— begin Task material —

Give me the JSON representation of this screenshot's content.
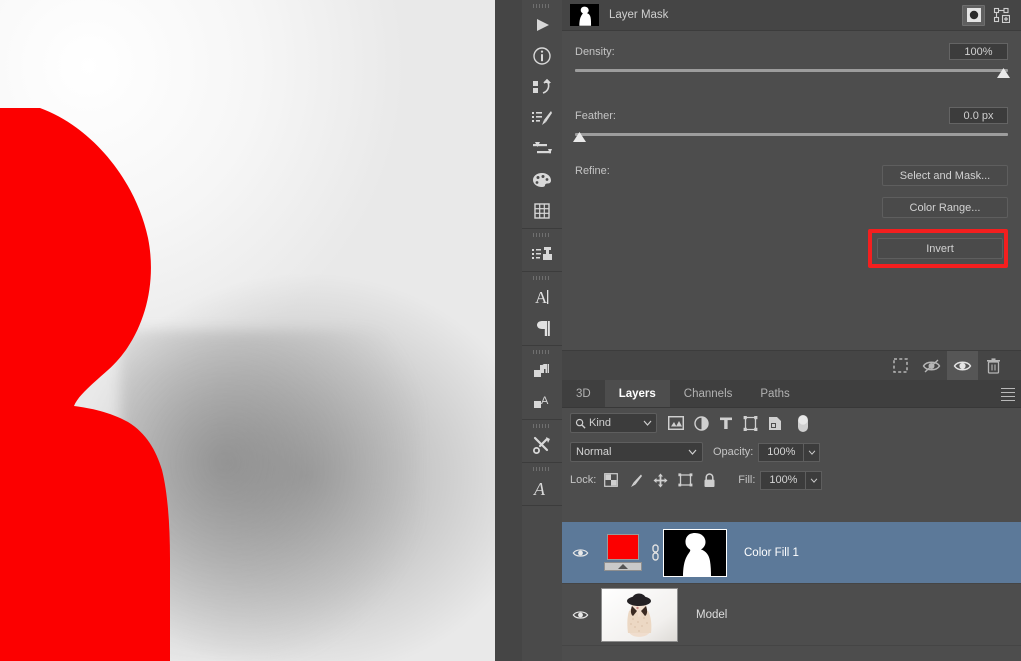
{
  "canvas": {
    "name": "document-canvas",
    "fill_color": "#fc0000",
    "background_desc": "light gray studio gradient"
  },
  "rail": {
    "groups": [
      {
        "items": [
          {
            "icon": "timeline-play-icon",
            "label": "Timeline"
          },
          {
            "icon": "info-icon",
            "label": "Info"
          },
          {
            "icon": "history-icon",
            "label": "History"
          },
          {
            "icon": "brush-presets-icon",
            "label": "Brush Presets"
          },
          {
            "icon": "adjustments-icon",
            "label": "Adjustments"
          },
          {
            "icon": "swatches-palette-icon",
            "label": "Swatches"
          },
          {
            "icon": "grid-icon",
            "label": "Patterns"
          }
        ]
      },
      {
        "items": [
          {
            "icon": "clone-source-icon",
            "label": "Clone Source"
          }
        ]
      },
      {
        "items": [
          {
            "icon": "character-icon",
            "label": "Character"
          },
          {
            "icon": "paragraph-icon",
            "label": "Paragraph"
          }
        ]
      },
      {
        "items": [
          {
            "icon": "paragraph-styles-icon",
            "label": "Paragraph Styles"
          },
          {
            "icon": "character-styles-icon",
            "label": "Character Styles"
          }
        ]
      },
      {
        "items": [
          {
            "icon": "tools-scissors-icon",
            "label": "Tool Presets"
          }
        ]
      },
      {
        "items": [
          {
            "icon": "glyphs-icon",
            "label": "Glyphs"
          }
        ]
      }
    ]
  },
  "properties": {
    "title": "Layer Mask",
    "pixel_mask_button": "pixel-mask",
    "vector_mask_button": "vector-mask",
    "density": {
      "label": "Density:",
      "value": "100%",
      "percent": 100
    },
    "feather": {
      "label": "Feather:",
      "value": "0.0 px",
      "percent": 0
    },
    "refine": {
      "label": "Refine:",
      "select_and_mask": "Select and Mask...",
      "color_range": "Color Range...",
      "invert": "Invert",
      "highlight_color": "#f41f1f"
    },
    "footer_buttons": [
      {
        "icon": "load-selection-icon",
        "label": "Load Selection From Mask",
        "active": false
      },
      {
        "icon": "apply-mask-icon",
        "label": "Apply Mask",
        "active": false
      },
      {
        "icon": "toggle-mask-visibility-icon",
        "label": "Disable/Enable Mask",
        "active": true
      },
      {
        "icon": "delete-mask-icon",
        "label": "Delete Mask",
        "active": false
      }
    ]
  },
  "layers_panel": {
    "tabs": [
      {
        "label": "3D",
        "active": false
      },
      {
        "label": "Layers",
        "active": true
      },
      {
        "label": "Channels",
        "active": false
      },
      {
        "label": "Paths",
        "active": false
      }
    ],
    "filter": {
      "kind_label": "Kind",
      "search_icon": "search-icon",
      "type_filters": [
        {
          "icon": "filter-pixel-layers-icon",
          "label": "Filter for pixel layers"
        },
        {
          "icon": "filter-adjustment-layers-icon",
          "label": "Filter for adjustment layers"
        },
        {
          "icon": "filter-type-layers-icon",
          "label": "Filter for type layers"
        },
        {
          "icon": "filter-shape-layers-icon",
          "label": "Filter for shape layers"
        },
        {
          "icon": "filter-smart-objects-icon",
          "label": "Filter for smart objects"
        }
      ],
      "toggle_label": "Turn layer filtering on/off"
    },
    "blend": {
      "mode": "Normal",
      "opacity_label": "Opacity:",
      "opacity_value": "100%"
    },
    "lock": {
      "label": "Lock:",
      "icons": [
        {
          "icon": "lock-transparent-pixels-icon",
          "label": "Lock transparent pixels"
        },
        {
          "icon": "lock-image-pixels-icon",
          "label": "Lock image pixels"
        },
        {
          "icon": "lock-position-icon",
          "label": "Lock position"
        },
        {
          "icon": "lock-artboard-nesting-icon",
          "label": "Prevent auto-nesting"
        },
        {
          "icon": "lock-all-icon",
          "label": "Lock all"
        }
      ],
      "fill_label": "Fill:",
      "fill_value": "100%"
    },
    "layers": [
      {
        "name": "Color Fill 1",
        "selected": true,
        "visible": true,
        "type": "fill-layer-with-mask",
        "fill_color": "#fc0000",
        "mask_selected": true,
        "linked": true
      },
      {
        "name": "Model",
        "selected": false,
        "visible": true,
        "type": "image-layer",
        "mask_selected": false,
        "linked": false
      }
    ]
  }
}
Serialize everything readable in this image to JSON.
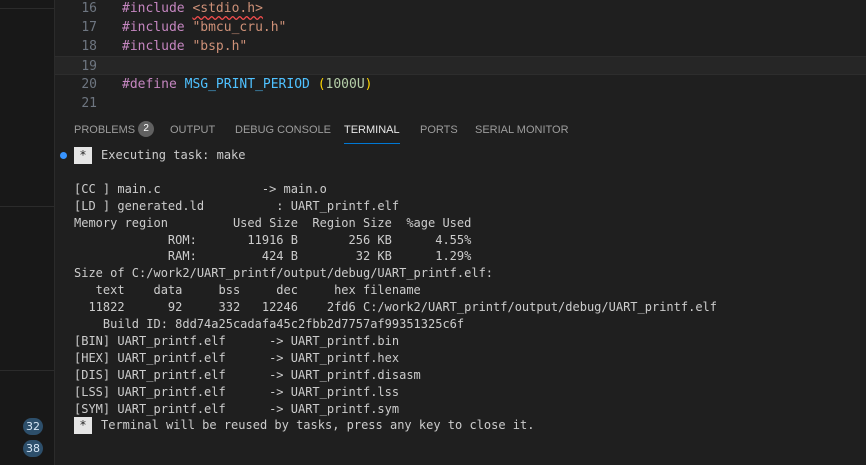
{
  "editor": {
    "lines": [
      {
        "number": "16",
        "tokens": [
          {
            "t": "#include ",
            "c": "kw"
          },
          {
            "t": "<stdio.h>",
            "c": "str squig"
          }
        ]
      },
      {
        "number": "17",
        "tokens": [
          {
            "t": "#include ",
            "c": "kw"
          },
          {
            "t": "\"bmcu_cru.h\"",
            "c": "str"
          }
        ]
      },
      {
        "number": "18",
        "tokens": [
          {
            "t": "#include ",
            "c": "kw"
          },
          {
            "t": "\"bsp.h\"",
            "c": "str"
          }
        ]
      },
      {
        "number": "19",
        "tokens": []
      },
      {
        "number": "20",
        "tokens": [
          {
            "t": "#define ",
            "c": "kw"
          },
          {
            "t": "MSG_PRINT_PERIOD",
            "c": "ident"
          },
          {
            "t": " ",
            "c": ""
          },
          {
            "t": "(",
            "c": "paren"
          },
          {
            "t": "1000U",
            "c": "num"
          },
          {
            "t": ")",
            "c": "paren"
          }
        ]
      },
      {
        "number": "21",
        "tokens": []
      }
    ],
    "current_line": "19"
  },
  "panel": {
    "tabs": [
      {
        "label": "PROBLEMS",
        "badge": "2",
        "active": false
      },
      {
        "label": "OUTPUT",
        "active": false
      },
      {
        "label": "DEBUG CONSOLE",
        "active": false
      },
      {
        "label": "TERMINAL",
        "active": true
      },
      {
        "label": "PORTS",
        "active": false
      },
      {
        "label": "SERIAL MONITOR",
        "active": false
      }
    ]
  },
  "sidebar": {
    "badges": [
      "32",
      "38"
    ]
  },
  "terminal": {
    "task_marker": "*",
    "lines": [
      "Executing task: make",
      "",
      "[CC ] main.c              -> main.o",
      "[LD ] generated.ld          : UART_printf.elf",
      "Memory region         Used Size  Region Size  %age Used",
      "             ROM:       11916 B       256 KB      4.55%",
      "             RAM:         424 B        32 KB      1.29%",
      "Size of C:/work2/UART_printf/output/debug/UART_printf.elf:",
      "   text    data     bss     dec     hex filename",
      "  11822      92     332   12246    2fd6 C:/work2/UART_printf/output/debug/UART_printf.elf",
      "    Build ID: 8dd74a25cadafa45c2fbb2d7757af99351325c6f",
      "[BIN] UART_printf.elf      -> UART_printf.bin",
      "[HEX] UART_printf.elf      -> UART_printf.hex",
      "[DIS] UART_printf.elf      -> UART_printf.disasm",
      "[LSS] UART_printf.elf      -> UART_printf.lss",
      "[SYM] UART_printf.elf      -> UART_printf.sym",
      "Terminal will be reused by tasks, press any key to close it."
    ]
  }
}
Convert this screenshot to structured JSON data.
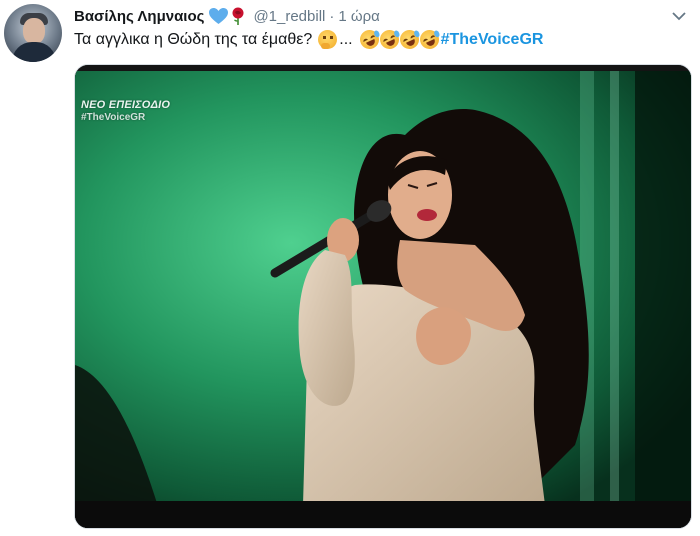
{
  "tweet": {
    "author_name": "Βασίλης Λημναιος",
    "handle": "@1_redbill",
    "separator": "·",
    "time": "1 ώρα",
    "text": "Τα αγγλικα  η Θώδη της τα έμαθε?",
    "ellipsis": "...",
    "hashtag": "#TheVoiceGR",
    "author_emojis": [
      "blue-heart-icon",
      "rose-icon"
    ],
    "text_emojis": [
      "thinking-face-icon",
      "rofl-icon",
      "rofl-icon",
      "rofl-icon",
      "rofl-icon"
    ]
  },
  "media": {
    "overlay_line1": "ΝΕΟ ΕΠΕΙΣΟΔΙΟ",
    "overlay_line2": "#TheVoiceGR"
  },
  "colors": {
    "link": "#1b95e0",
    "secondary_text": "#657786",
    "stage_green": "#2fa06a"
  }
}
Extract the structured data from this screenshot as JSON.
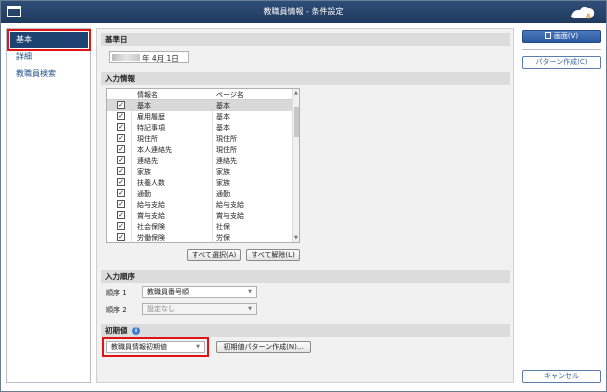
{
  "window": {
    "title": "教職員情報 - 条件設定"
  },
  "sidebar": {
    "items": [
      {
        "label": "基本",
        "active": true
      },
      {
        "label": "詳細",
        "active": false
      },
      {
        "label": "教職員検索",
        "active": false
      }
    ]
  },
  "base_date": {
    "heading": "基準日",
    "value": "年  4月  1日"
  },
  "input_info": {
    "heading": "入力情報",
    "columns": [
      "情報名",
      "ページ名"
    ],
    "rows": [
      {
        "checked": true,
        "name": "基本",
        "page": "基本"
      },
      {
        "checked": true,
        "name": "雇用履歴",
        "page": "基本"
      },
      {
        "checked": true,
        "name": "特記事項",
        "page": "基本"
      },
      {
        "checked": true,
        "name": "現住所",
        "page": "現住所"
      },
      {
        "checked": true,
        "name": "本人連絡先",
        "page": "現住所"
      },
      {
        "checked": true,
        "name": "連絡先",
        "page": "連絡先"
      },
      {
        "checked": true,
        "name": "家族",
        "page": "家族"
      },
      {
        "checked": true,
        "name": "扶養人数",
        "page": "家族"
      },
      {
        "checked": true,
        "name": "通勤",
        "page": "通勤"
      },
      {
        "checked": true,
        "name": "給与支給",
        "page": "給与支給"
      },
      {
        "checked": true,
        "name": "賞与支給",
        "page": "賞与支給"
      },
      {
        "checked": true,
        "name": "社会保険",
        "page": "社保"
      },
      {
        "checked": true,
        "name": "労働保険",
        "page": "労保"
      }
    ],
    "select_all": "すべて選択(A)",
    "deselect_all": "すべて解除(L)",
    "check_mark": "✓"
  },
  "input_order": {
    "heading": "入力順序",
    "order1_label": "順序 1",
    "order1_value": "教職員番号順",
    "order2_label": "順序 2",
    "order2_value": "設定なし"
  },
  "initial_value": {
    "heading": "初期値",
    "dropdown_value": "教職員情報初期値",
    "create_button": "初期値パターン作成(N)..."
  },
  "actions": {
    "screen_button": "画面(V)",
    "pattern_button": "パターン作成(C)",
    "cancel_button": "キャンセル"
  },
  "colors": {
    "title_bar": "#1f3a5e",
    "accent": "#2d5aa0",
    "highlight": "#e01414"
  }
}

— end Task material —

Work required:
Leave out every line without the string "pixels" and copy the rest.

Solution to the problem:
          "icon": "lock-transparent-pixels-icon",
          "label": "Lock transparent pixels"
          "icon": "lock-image-pixels-icon",
          "label": "Lock image pixels"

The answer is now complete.